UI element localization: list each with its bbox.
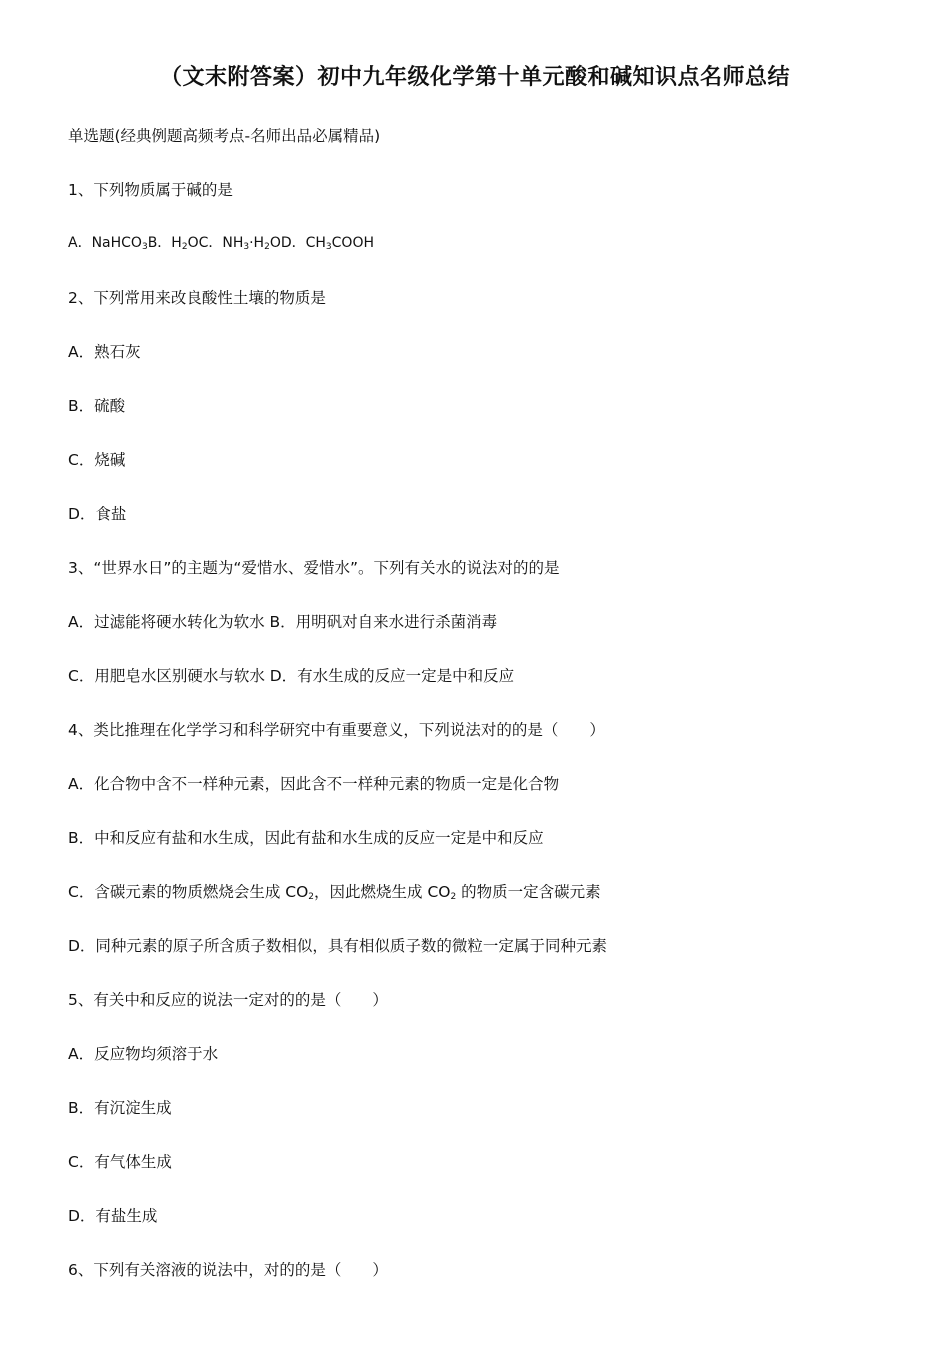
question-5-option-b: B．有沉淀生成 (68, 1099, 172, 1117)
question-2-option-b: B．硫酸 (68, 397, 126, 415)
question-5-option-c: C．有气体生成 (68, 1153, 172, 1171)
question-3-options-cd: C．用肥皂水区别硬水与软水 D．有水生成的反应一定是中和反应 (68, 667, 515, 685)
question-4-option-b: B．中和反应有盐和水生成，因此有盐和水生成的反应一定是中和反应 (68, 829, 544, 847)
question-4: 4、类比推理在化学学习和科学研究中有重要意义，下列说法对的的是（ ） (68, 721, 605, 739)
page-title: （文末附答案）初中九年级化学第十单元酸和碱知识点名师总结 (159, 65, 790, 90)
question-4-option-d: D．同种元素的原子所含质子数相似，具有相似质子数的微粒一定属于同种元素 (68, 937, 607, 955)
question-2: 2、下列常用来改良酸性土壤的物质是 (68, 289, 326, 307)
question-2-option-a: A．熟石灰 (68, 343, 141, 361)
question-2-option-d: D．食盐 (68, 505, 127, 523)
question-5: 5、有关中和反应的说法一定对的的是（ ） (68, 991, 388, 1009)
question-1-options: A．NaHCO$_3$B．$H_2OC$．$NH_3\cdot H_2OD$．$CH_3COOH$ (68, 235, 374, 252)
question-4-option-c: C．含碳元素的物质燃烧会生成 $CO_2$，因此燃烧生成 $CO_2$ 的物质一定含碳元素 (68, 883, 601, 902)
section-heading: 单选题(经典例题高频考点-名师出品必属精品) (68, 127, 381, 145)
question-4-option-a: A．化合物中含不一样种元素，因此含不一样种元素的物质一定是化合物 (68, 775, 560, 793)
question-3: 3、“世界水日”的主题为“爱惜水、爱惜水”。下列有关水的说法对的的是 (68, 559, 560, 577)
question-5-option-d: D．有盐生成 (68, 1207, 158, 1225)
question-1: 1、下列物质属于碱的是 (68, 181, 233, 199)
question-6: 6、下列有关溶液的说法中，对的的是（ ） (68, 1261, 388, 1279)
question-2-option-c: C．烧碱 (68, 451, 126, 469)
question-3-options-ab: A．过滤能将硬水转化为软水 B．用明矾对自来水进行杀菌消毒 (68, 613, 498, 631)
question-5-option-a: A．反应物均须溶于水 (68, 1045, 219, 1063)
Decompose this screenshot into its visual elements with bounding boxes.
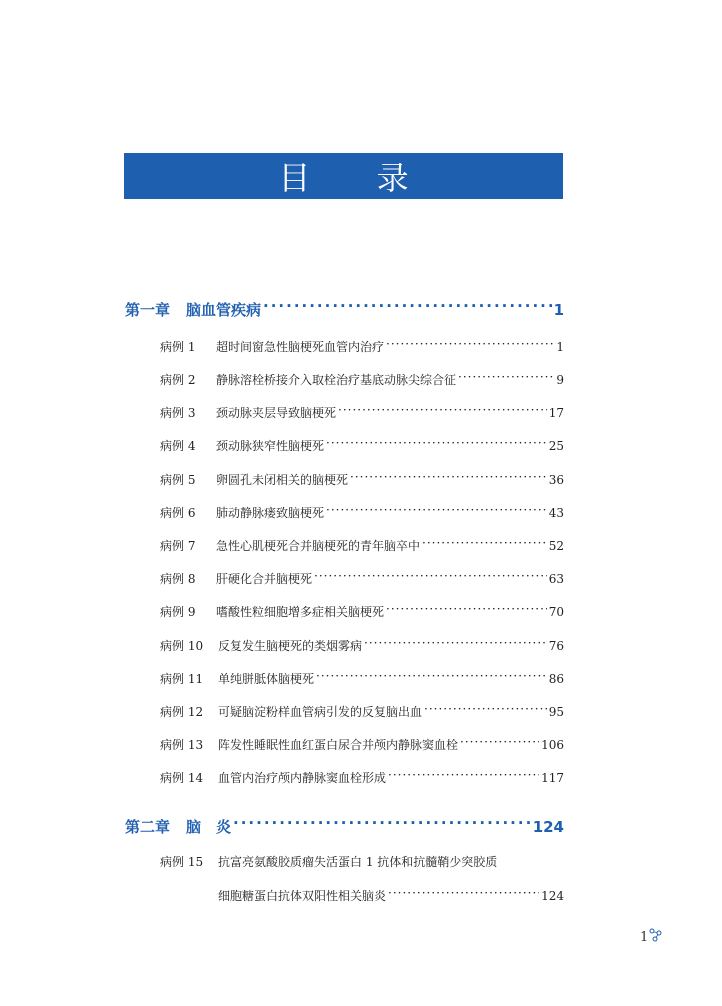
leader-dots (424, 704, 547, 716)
########################################
▶ [Stated task] Reproduce all of the entries above word for word and in their original order, leaving out the pictures.

▶ [Result]
UI element localization: list each with its bbox.
question-5-option-b: B．有沉淀生成 (68, 1099, 172, 1117)
question-2-option-b: B．硫酸 (68, 397, 126, 415)
question-5-option-c: C．有气体生成 (68, 1153, 172, 1171)
question-3-options-cd: C．用肥皂水区别硬水与软水 D．有水生成的反应一定是中和反应 (68, 667, 515, 685)
question-4-option-b: B．中和反应有盐和水生成，因此有盐和水生成的反应一定是中和反应 (68, 829, 544, 847)
question-4: 4、类比推理在化学学习和科学研究中有重要意义，下列说法对的的是（ ） (68, 721, 605, 739)
page-title: （文末附答案）初中九年级化学第十单元酸和碱知识点名师总结 (159, 65, 790, 90)
question-4-option-d: D．同种元素的原子所含质子数相似，具有相似质子数的微粒一定属于同种元素 (68, 937, 607, 955)
question-2: 2、下列常用来改良酸性土壤的物质是 (68, 289, 326, 307)
question-2-option-a: A．熟石灰 (68, 343, 141, 361)
question-2-option-d: D．食盐 (68, 505, 127, 523)
question-5: 5、有关中和反应的说法一定对的的是（ ） (68, 991, 388, 1009)
question-1-options: A．NaHCO$_3$B．$H_2OC$．$NH_3\cdot H_2OD$．$CH_3COOH$ (68, 235, 374, 252)
question-4-option-c: C．含碳元素的物质燃烧会生成 $CO_2$，因此燃烧生成 $CO_2$ 的物质一定含碳元素 (68, 883, 601, 902)
section-heading: 单选题(经典例题高频考点-名师出品必属精品) (68, 127, 381, 145)
question-4-option-a: A．化合物中含不一样种元素，因此含不一样种元素的物质一定是化合物 (68, 775, 560, 793)
question-3: 3、“世界水日”的主题为“爱惜水、爱惜水”。下列有关水的说法对的的是 (68, 559, 560, 577)
question-5-option-d: D．有盐生成 (68, 1207, 158, 1225)
question-1: 1、下列物质属于碱的是 (68, 181, 233, 199)
question-6: 6、下列有关溶液的说法中，对的的是（ ） (68, 1261, 388, 1279)
question-2-option-c: C．烧碱 (68, 451, 126, 469)
question-3-options-ab: A．过滤能将硬水转化为软水 B．用明矾对自来水进行杀菌消毒 (68, 613, 498, 631)
question-5-option-a: A．反应物均须溶于水 (68, 1045, 219, 1063)
Decompose this screenshot into its visual elements with bounding boxes.
leader-dots (424, 704, 547, 716)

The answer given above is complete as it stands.